Source records:
──────────

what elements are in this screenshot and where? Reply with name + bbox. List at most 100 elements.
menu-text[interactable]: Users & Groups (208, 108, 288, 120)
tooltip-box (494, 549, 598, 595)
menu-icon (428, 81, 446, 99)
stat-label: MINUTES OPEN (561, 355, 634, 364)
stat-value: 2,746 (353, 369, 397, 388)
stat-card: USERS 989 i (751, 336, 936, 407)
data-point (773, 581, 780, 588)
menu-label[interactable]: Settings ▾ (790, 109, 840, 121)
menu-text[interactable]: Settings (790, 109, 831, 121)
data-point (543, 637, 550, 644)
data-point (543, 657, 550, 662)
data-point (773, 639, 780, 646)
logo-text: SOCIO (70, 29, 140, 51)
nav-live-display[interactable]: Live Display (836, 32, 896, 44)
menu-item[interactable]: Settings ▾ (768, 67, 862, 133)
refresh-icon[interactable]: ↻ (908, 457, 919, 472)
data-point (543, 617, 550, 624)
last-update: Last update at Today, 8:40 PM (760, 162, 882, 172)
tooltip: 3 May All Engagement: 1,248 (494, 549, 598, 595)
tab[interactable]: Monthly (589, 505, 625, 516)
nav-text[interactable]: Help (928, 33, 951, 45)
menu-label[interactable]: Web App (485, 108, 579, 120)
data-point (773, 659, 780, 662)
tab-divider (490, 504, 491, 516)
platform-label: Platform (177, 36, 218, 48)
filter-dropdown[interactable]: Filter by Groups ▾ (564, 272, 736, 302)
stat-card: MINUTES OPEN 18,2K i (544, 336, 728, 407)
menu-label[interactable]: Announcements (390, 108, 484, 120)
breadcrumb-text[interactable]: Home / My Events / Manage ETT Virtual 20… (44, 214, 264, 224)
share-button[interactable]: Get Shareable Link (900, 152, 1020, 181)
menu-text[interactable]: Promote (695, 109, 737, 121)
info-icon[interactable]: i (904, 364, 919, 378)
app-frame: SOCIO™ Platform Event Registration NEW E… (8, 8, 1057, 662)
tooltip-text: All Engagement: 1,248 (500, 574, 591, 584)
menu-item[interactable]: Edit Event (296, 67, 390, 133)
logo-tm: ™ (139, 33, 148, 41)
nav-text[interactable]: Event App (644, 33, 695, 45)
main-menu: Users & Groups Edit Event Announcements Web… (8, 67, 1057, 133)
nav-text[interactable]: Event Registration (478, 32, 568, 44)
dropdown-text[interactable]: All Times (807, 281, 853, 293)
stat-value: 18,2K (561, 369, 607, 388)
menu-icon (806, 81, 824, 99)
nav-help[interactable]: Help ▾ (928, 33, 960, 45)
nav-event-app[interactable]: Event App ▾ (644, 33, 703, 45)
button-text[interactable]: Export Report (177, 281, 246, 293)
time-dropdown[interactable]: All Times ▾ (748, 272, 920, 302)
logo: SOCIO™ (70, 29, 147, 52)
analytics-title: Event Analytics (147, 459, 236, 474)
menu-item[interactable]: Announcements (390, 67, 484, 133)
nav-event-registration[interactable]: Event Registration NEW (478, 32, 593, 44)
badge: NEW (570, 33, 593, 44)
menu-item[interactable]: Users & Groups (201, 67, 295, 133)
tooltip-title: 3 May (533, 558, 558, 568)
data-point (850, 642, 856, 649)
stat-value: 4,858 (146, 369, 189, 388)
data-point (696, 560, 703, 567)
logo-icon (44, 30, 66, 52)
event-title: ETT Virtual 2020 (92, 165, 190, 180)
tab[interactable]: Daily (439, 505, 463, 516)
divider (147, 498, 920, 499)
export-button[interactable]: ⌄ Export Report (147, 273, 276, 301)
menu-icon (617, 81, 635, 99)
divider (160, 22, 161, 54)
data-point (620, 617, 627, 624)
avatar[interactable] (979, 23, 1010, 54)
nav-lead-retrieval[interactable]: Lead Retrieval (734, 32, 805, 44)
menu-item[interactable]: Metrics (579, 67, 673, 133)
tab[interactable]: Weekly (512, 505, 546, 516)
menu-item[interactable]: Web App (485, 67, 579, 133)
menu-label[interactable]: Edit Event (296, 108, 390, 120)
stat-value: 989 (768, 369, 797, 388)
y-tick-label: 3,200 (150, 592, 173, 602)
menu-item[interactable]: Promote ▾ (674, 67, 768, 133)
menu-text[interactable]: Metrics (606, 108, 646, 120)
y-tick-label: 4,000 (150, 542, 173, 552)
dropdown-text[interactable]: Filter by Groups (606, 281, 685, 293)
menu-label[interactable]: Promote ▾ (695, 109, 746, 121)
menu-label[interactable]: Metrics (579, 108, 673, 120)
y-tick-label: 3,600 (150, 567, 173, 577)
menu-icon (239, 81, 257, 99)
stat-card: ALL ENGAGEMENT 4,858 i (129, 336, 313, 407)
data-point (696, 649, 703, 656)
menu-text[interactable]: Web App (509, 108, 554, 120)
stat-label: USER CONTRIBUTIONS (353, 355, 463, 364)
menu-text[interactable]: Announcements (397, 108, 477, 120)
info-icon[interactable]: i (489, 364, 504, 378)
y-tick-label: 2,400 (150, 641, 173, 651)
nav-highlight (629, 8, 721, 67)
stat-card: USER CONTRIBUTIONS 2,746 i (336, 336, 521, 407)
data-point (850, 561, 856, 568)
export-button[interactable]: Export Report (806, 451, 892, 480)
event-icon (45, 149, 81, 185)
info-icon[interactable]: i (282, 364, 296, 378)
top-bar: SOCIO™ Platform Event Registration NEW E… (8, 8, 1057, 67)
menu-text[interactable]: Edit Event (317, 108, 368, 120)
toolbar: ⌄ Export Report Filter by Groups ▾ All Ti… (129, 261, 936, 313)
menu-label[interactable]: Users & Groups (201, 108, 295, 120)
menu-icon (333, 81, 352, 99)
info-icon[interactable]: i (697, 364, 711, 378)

──────────

Rewrite the rows above with every "data-point" changed to "plot-marker", leaving all else as it is.

what elements are in this screenshot and where? Reply with name + bbox. List at most 100 elements.
menu-text[interactable]: Users & Groups (208, 108, 288, 120)
tooltip-box (494, 549, 598, 595)
menu-icon (428, 81, 446, 99)
stat-label: MINUTES OPEN (561, 355, 634, 364)
stat-value: 2,746 (353, 369, 397, 388)
stat-card: USERS 989 i (751, 336, 936, 407)
plot-marker (773, 581, 780, 588)
menu-label[interactable]: Settings ▾ (790, 109, 840, 121)
menu-text[interactable]: Settings (790, 109, 831, 121)
plot-marker (543, 637, 550, 644)
plot-marker (543, 657, 550, 662)
plot-marker (773, 639, 780, 646)
logo-text: SOCIO (70, 29, 140, 51)
nav-live-display[interactable]: Live Display (836, 32, 896, 44)
menu-item[interactable]: Settings ▾ (768, 67, 862, 133)
refresh-icon[interactable]: ↻ (908, 457, 919, 472)
plot-marker (543, 617, 550, 624)
last-update: Last update at Today, 8:40 PM (760, 162, 882, 172)
tooltip: 3 May All Engagement: 1,248 (494, 549, 598, 595)
tab[interactable]: Monthly (589, 505, 625, 516)
nav-text[interactable]: Help (928, 33, 951, 45)
menu-label[interactable]: Web App (485, 108, 579, 120)
plot-marker (773, 659, 780, 662)
tab-divider (490, 504, 491, 516)
platform-label: Platform (177, 36, 218, 48)
filter-dropdown[interactable]: Filter by Groups ▾ (564, 272, 736, 302)
stat-card: MINUTES OPEN 18,2K i (544, 336, 728, 407)
menu-label[interactable]: Announcements (390, 108, 484, 120)
breadcrumb-text[interactable]: Home / My Events / Manage ETT Virtual 20… (44, 214, 264, 224)
share-button[interactable]: Get Shareable Link (900, 152, 1020, 181)
menu-text[interactable]: Promote (695, 109, 737, 121)
info-icon[interactable]: i (904, 364, 919, 378)
app-frame: SOCIO™ Platform Event Registration NEW E… (8, 8, 1057, 662)
tooltip-text: All Engagement: 1,248 (500, 574, 591, 584)
menu-item[interactable]: Edit Event (296, 67, 390, 133)
logo-tm: ™ (139, 33, 148, 41)
nav-text[interactable]: Event App (644, 33, 695, 45)
main-menu: Users & Groups Edit Event Announcements Web… (8, 67, 1057, 133)
nav-text[interactable]: Event Registration (478, 32, 568, 44)
dropdown-text[interactable]: All Times (807, 281, 853, 293)
stat-value: 18,2K (561, 369, 607, 388)
menu-icon (806, 81, 824, 99)
nav-help[interactable]: Help ▾ (928, 33, 960, 45)
nav-event-app[interactable]: Event App ▾ (644, 33, 703, 45)
button-text[interactable]: Export Report (177, 281, 246, 293)
time-dropdown[interactable]: All Times ▾ (748, 272, 920, 302)
logo: SOCIO™ (70, 29, 147, 52)
analytics-title: Event Analytics (147, 459, 236, 474)
menu-item[interactable]: Announcements (390, 67, 484, 133)
nav-event-registration[interactable]: Event Registration NEW (478, 32, 593, 44)
badge: NEW (570, 33, 593, 44)
menu-item[interactable]: Users & Groups (201, 67, 295, 133)
tooltip-title: 3 May (533, 558, 558, 568)
plot-marker (850, 642, 856, 649)
stat-value: 4,858 (146, 369, 189, 388)
plot-marker (696, 560, 703, 567)
logo-icon (44, 30, 66, 52)
event-title: ETT Virtual 2020 (92, 165, 190, 180)
tab[interactable]: Daily (439, 505, 463, 516)
divider (147, 498, 920, 499)
export-button[interactable]: ⌄ Export Report (147, 273, 276, 301)
menu-icon (617, 81, 635, 99)
divider (160, 22, 161, 54)
plot-marker (620, 617, 627, 624)
avatar[interactable] (979, 23, 1010, 54)
nav-lead-retrieval[interactable]: Lead Retrieval (734, 32, 805, 44)
menu-item[interactable]: Metrics (579, 67, 673, 133)
tab[interactable]: Weekly (512, 505, 546, 516)
menu-item[interactable]: Web App (485, 67, 579, 133)
menu-label[interactable]: Edit Event (296, 108, 390, 120)
stat-value: 989 (768, 369, 797, 388)
y-tick-label: 3,200 (150, 592, 173, 602)
menu-item[interactable]: Promote ▾ (674, 67, 768, 133)
menu-text[interactable]: Metrics (606, 108, 646, 120)
y-tick-label: 4,000 (150, 542, 173, 552)
dropdown-text[interactable]: Filter by Groups (606, 281, 685, 293)
menu-label[interactable]: Promote ▾ (695, 109, 746, 121)
menu-label[interactable]: Metrics (579, 108, 673, 120)
y-tick-label: 3,600 (150, 567, 173, 577)
menu-icon (239, 81, 257, 99)
stat-card: ALL ENGAGEMENT 4,858 i (129, 336, 313, 407)
plot-marker (696, 649, 703, 656)
menu-text[interactable]: Web App (509, 108, 554, 120)
stat-label: USER CONTRIBUTIONS (353, 355, 463, 364)
menu-text[interactable]: Announcements (397, 108, 477, 120)
info-icon[interactable]: i (489, 364, 504, 378)
y-tick-label: 2,400 (150, 641, 173, 651)
nav-highlight (629, 8, 721, 67)
stat-card: USER CONTRIBUTIONS 2,746 i (336, 336, 521, 407)
plot-marker (850, 561, 856, 568)
export-button[interactable]: Export Report (806, 451, 892, 480)
event-icon (45, 149, 81, 185)
info-icon[interactable]: i (282, 364, 296, 378)
top-bar: SOCIO™ Platform Event Registration NEW E… (8, 8, 1057, 67)
menu-text[interactable]: Edit Event (317, 108, 368, 120)
toolbar: ⌄ Export Report Filter by Groups ▾ All Ti… (129, 261, 936, 313)
menu-label[interactable]: Users & Groups (201, 108, 295, 120)
menu-icon (333, 81, 352, 99)
info-icon[interactable]: i (697, 364, 711, 378)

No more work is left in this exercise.